### [PROBLEM DESCRIPTION]
Check each line of the material below for "四联一创", then copy the ones that contain it.

### [PROVIDED ENTRIES]

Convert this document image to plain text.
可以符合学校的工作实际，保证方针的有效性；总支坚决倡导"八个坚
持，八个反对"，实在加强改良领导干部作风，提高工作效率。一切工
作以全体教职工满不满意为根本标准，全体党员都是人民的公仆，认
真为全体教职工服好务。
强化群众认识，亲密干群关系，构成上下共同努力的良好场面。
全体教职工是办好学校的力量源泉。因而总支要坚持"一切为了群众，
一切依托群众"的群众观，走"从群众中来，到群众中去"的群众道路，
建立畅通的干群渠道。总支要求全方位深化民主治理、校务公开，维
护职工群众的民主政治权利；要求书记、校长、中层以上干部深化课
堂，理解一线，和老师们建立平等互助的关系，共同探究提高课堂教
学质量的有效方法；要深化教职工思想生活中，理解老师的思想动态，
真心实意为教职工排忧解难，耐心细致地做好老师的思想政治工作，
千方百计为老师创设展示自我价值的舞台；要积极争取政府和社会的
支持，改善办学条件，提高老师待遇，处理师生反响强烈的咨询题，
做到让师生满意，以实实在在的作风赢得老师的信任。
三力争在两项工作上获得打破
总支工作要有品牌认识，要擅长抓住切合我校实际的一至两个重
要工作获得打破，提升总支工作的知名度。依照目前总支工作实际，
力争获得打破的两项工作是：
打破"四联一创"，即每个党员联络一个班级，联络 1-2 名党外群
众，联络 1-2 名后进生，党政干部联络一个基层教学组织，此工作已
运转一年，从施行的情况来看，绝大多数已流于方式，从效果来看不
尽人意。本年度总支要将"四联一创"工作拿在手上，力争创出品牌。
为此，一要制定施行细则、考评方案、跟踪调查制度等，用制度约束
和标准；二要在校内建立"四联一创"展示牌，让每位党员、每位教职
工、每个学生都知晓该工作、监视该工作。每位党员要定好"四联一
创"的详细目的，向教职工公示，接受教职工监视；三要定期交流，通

### [TASK OUTPUT]
打破"四联一创"，即每个党员联络一个班级，联络 1-2 名党外群
尽人意。本年度总支要将"四联一创"工作拿在手上，力争创出品牌。
和标准；二要在校内建立"四联一创"展示牌，让每位党员、每位教职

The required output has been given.